## WHAT YOU WILL DO
Restate each of the lines given below, word for word.

##############################

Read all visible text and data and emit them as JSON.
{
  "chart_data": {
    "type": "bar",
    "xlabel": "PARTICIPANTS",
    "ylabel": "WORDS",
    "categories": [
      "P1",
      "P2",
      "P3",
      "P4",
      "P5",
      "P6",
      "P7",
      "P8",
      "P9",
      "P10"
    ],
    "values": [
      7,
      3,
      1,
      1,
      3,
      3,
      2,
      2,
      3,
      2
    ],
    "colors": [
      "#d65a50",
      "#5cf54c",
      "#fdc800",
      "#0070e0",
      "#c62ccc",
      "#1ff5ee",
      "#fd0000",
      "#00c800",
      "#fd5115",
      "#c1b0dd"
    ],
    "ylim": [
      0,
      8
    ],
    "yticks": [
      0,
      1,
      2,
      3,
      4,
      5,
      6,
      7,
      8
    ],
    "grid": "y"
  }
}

##############################

## PROBLEM SOLUTION
Read all visible text and data and emit them as JSON.
{
  "chart_data": {
    "type": "bar",
    "xlabel": "PARTICIPANTS",
    "ylabel": "WORDS",
    "categories": [
      "P1",
      "P2",
      "P3",
      "P4",
      "P5",
      "P6",
      "P7",
      "P8",
      "P9",
      "P10"
    ],
    "values": [
      7,
      3,
      1,
      1,
      3,
      3,
      2,
      2,
      3,
      2
    ],
    "colors": [
      "#d65a50",
      "#5cf54c",
      "#fdc800",
      "#0070e0",
      "#c62ccc",
      "#1ff5ee",
      "#fd0000",
      "#00c800",
      "#fd5115",
      "#c1b0dd"
    ],
    "ylim": [
      0,
      8
    ],
    "yticks": [
      0,
      1,
      2,
      3,
      4,
      5,
      6,
      7,
      8
    ],
    "grid": "y"
  }
}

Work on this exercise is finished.